EXERCISE GOAL » Write out every entry exactly as given, but omit the pictures.

EXCERPTED RECORDS »
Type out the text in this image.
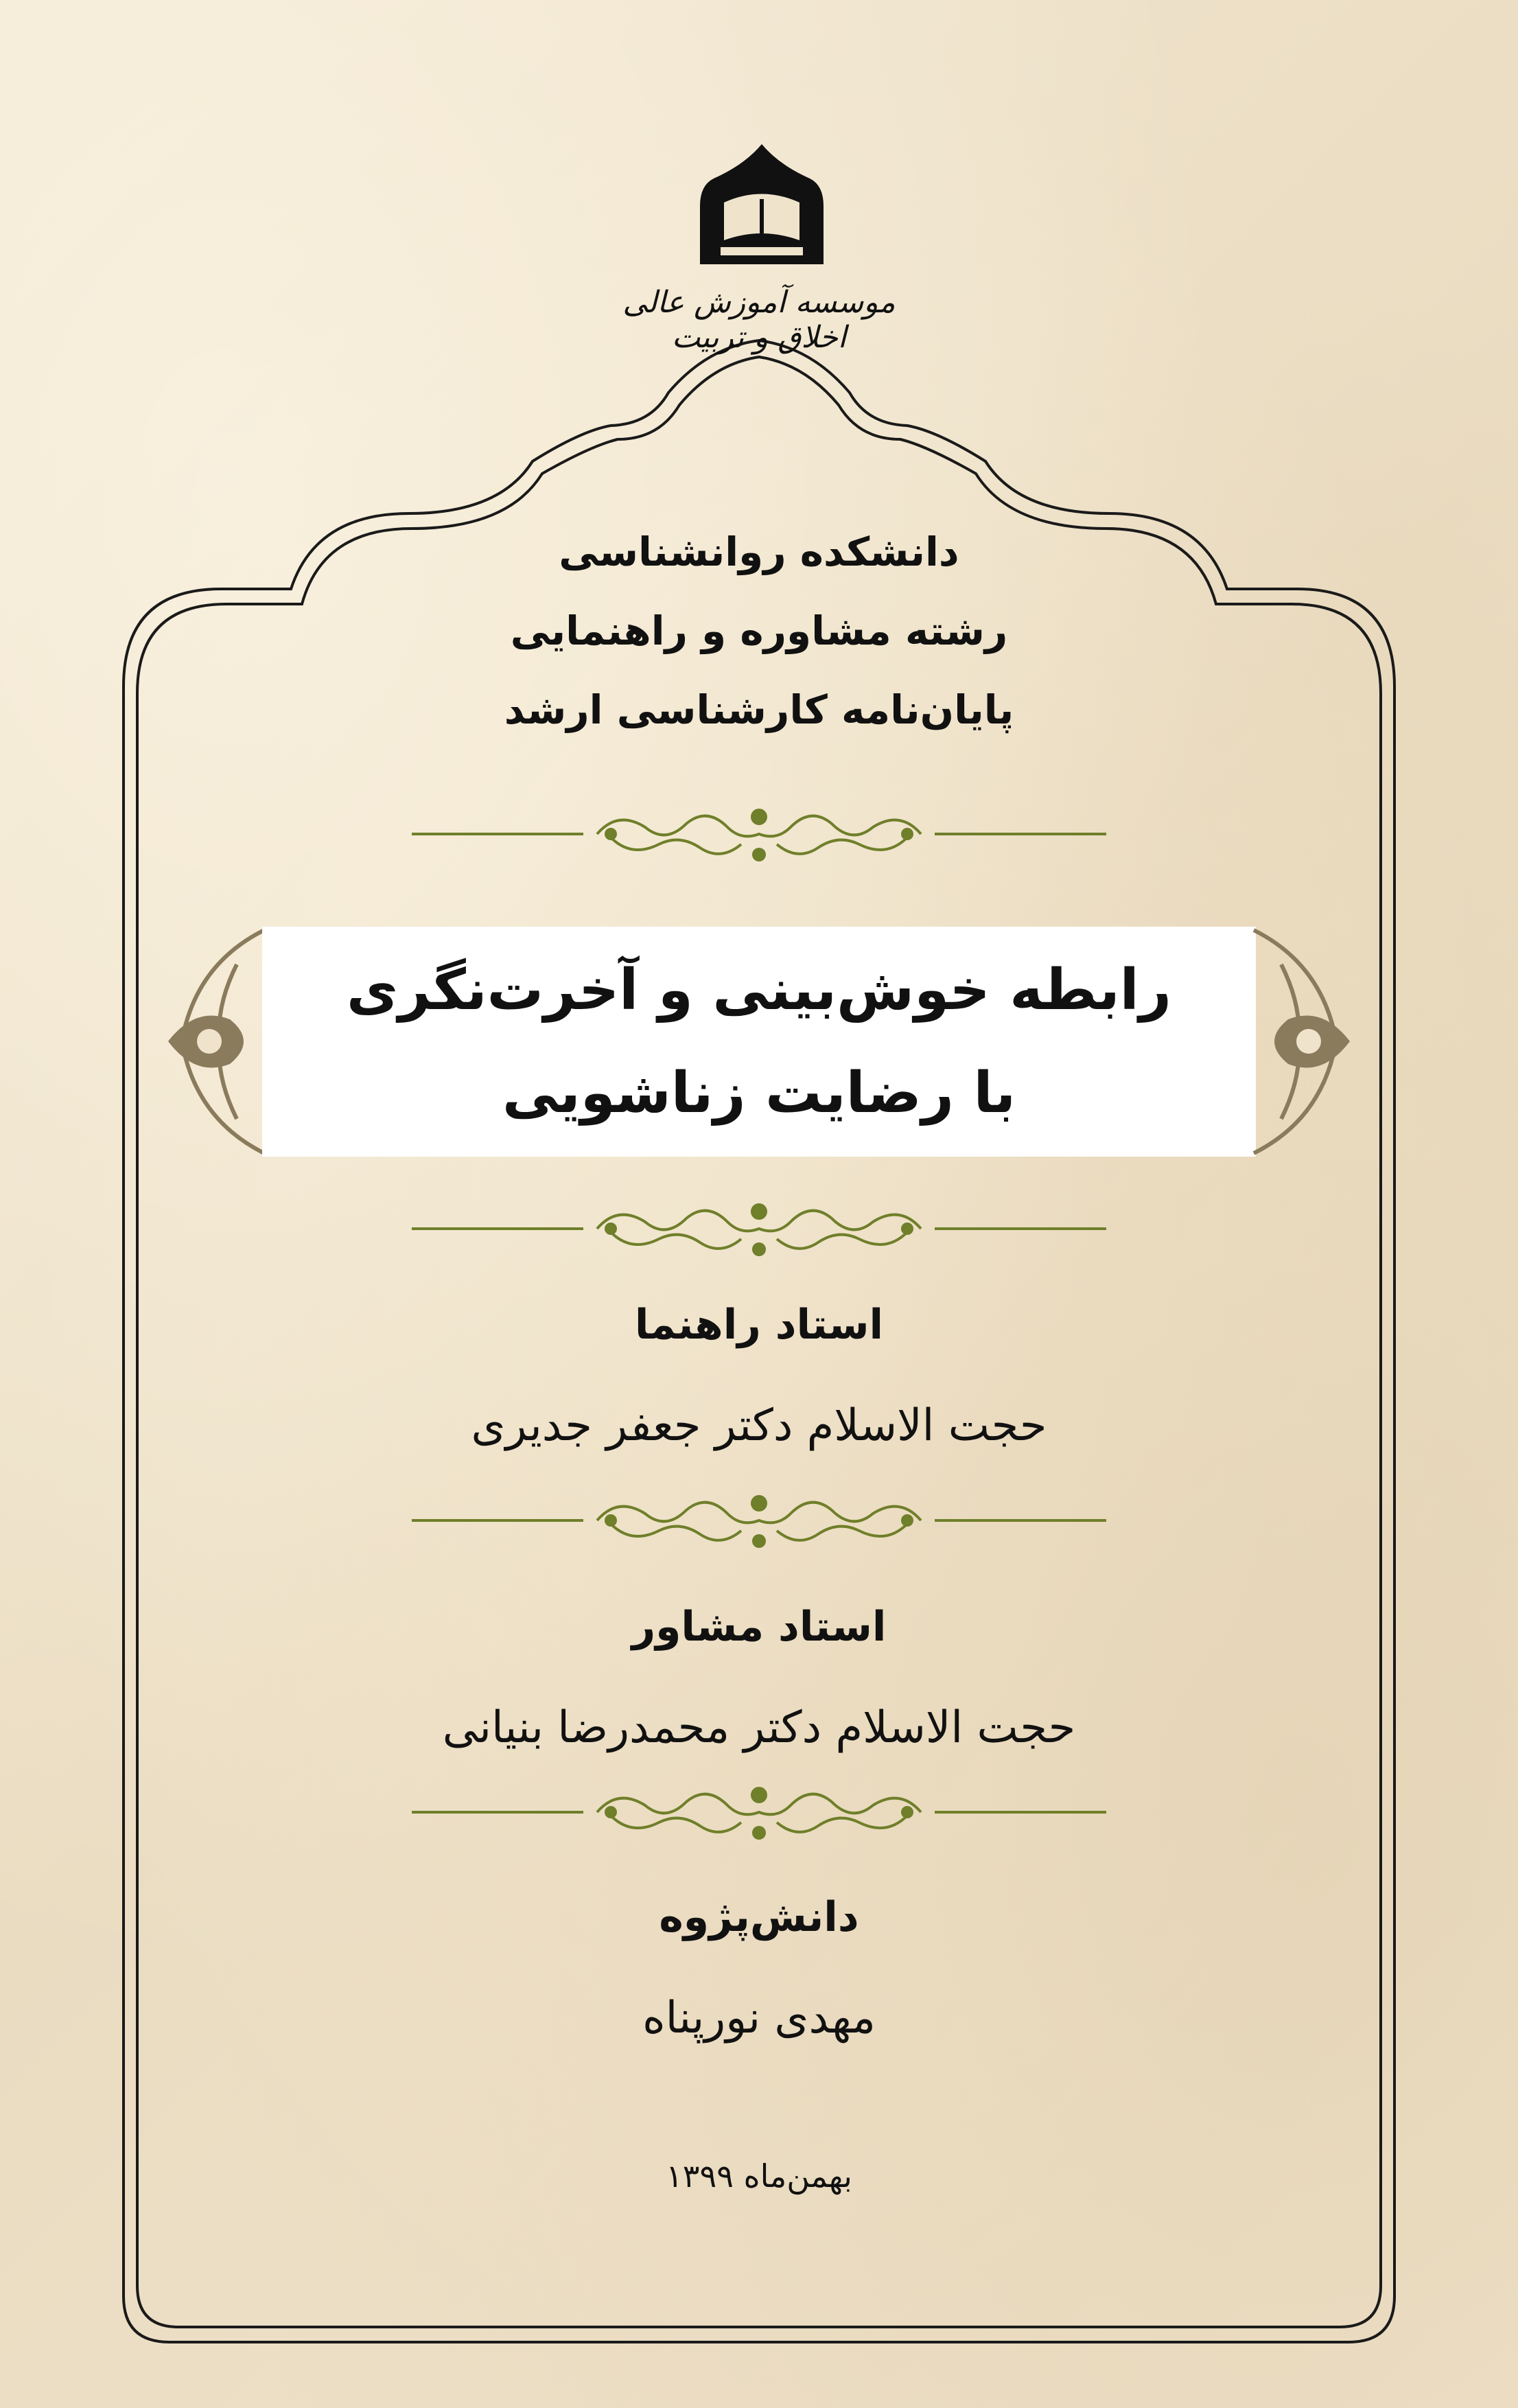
موسسه آموزش عالی اخلاق و تربیت
دانشکده روانشناسی
رشته مشاوره و راهنمایی
پایان‌نامه کارشناسی ارشد
رابطه خوش‌بینی و آخرت‌نگری
با رضایت زناشویی
استاد راهنما
حجت الاسلام دکتر جعفر جدیری
استاد مشاور
حجت الاسلام دکتر محمدرضا بنیانی
دانش‌پژوه
مهدی نورپناه
بهمن‌ماه ۱۳۹۹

OUTPUT FOR THIS TASK »
Type out the text in this image.
موسسه آموزش عالی اخلاق و تربیت
دانشکده روانشناسی
رشته مشاوره و راهنمایی
پایان‌نامه کارشناسی ارشد
رابطه خوش‌بینی و آخرت‌نگری
با رضایت زناشویی
استاد راهنما
حجت الاسلام دکتر جعفر جدیری
استاد مشاور
حجت الاسلام دکتر محمدرضا بنیانی
دانش‌پژوه
مهدی نورپناه
بهمن‌ماه ۱۳۹۹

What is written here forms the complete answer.